## Start

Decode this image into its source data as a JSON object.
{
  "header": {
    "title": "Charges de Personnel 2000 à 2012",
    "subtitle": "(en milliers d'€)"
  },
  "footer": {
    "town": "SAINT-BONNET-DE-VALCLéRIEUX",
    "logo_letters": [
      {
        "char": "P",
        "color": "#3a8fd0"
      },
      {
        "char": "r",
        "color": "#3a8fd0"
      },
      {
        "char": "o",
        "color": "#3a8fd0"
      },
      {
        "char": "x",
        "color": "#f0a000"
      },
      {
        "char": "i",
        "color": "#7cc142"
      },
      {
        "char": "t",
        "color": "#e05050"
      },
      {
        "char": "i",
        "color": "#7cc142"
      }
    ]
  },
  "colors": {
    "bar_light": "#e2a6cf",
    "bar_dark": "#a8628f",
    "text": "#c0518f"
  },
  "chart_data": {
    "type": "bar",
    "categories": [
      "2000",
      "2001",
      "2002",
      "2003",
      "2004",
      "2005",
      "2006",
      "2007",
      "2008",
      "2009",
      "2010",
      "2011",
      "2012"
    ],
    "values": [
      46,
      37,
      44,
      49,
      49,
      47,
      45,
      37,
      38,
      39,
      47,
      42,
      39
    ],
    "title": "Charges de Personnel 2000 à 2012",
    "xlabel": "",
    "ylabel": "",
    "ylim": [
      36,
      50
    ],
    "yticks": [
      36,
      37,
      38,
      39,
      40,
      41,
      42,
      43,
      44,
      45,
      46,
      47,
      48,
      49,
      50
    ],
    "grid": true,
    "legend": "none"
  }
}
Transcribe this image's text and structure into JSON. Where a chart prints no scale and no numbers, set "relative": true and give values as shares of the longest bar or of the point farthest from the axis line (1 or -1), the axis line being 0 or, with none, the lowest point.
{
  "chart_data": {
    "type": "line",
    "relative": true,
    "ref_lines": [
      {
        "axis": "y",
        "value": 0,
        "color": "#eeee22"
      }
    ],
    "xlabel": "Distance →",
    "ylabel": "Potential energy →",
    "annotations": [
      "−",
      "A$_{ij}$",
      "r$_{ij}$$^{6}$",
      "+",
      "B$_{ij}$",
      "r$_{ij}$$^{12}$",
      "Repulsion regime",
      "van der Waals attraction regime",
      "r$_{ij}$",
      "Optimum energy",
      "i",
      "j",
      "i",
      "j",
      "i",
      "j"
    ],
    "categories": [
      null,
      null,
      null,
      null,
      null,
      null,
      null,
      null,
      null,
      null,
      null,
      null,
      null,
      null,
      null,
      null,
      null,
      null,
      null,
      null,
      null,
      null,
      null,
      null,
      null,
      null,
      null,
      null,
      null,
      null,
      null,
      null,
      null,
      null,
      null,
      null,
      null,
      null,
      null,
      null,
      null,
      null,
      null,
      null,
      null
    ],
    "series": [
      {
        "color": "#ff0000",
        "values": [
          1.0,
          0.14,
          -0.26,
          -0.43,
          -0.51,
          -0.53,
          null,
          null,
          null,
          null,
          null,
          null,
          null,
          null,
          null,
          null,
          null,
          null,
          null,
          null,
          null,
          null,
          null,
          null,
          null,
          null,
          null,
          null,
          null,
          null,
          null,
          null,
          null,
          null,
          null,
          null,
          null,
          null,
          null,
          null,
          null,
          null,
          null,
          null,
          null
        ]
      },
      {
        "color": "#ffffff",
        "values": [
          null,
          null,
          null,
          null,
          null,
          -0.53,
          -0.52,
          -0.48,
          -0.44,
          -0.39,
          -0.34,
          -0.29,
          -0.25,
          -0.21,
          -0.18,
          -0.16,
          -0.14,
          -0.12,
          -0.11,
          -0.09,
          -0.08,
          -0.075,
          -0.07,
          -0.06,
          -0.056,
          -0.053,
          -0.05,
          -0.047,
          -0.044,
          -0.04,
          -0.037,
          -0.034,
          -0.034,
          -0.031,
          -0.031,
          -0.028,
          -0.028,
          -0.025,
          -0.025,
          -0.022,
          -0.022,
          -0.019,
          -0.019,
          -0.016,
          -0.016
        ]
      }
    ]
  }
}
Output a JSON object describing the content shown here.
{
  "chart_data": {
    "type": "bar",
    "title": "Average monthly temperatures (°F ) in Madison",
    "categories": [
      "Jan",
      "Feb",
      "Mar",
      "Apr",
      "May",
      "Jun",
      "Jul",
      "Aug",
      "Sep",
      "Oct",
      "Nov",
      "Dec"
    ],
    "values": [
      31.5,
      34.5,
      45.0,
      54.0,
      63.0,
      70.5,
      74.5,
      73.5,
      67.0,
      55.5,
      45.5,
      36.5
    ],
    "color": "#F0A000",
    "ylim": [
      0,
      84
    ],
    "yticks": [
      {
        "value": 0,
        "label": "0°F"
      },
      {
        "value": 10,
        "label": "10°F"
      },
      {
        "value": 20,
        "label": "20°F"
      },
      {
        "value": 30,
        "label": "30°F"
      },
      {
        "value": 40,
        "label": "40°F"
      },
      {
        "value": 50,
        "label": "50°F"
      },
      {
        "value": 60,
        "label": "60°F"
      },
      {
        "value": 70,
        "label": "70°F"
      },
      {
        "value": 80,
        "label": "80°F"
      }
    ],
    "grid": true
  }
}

## End

_Your task_
Copy every line from the records above that contains the word "into".

_Answer to the exercise_
Decode this image into its source data as a JSON object.
Transcribe this image's text and structure into JSON. Where a chart prints no scale and no numbers, set "relative": true and give values as shares of the longest bar or of the point farthest from the axis line (1 or -1), the axis line being 0 or, with none, the lowest point.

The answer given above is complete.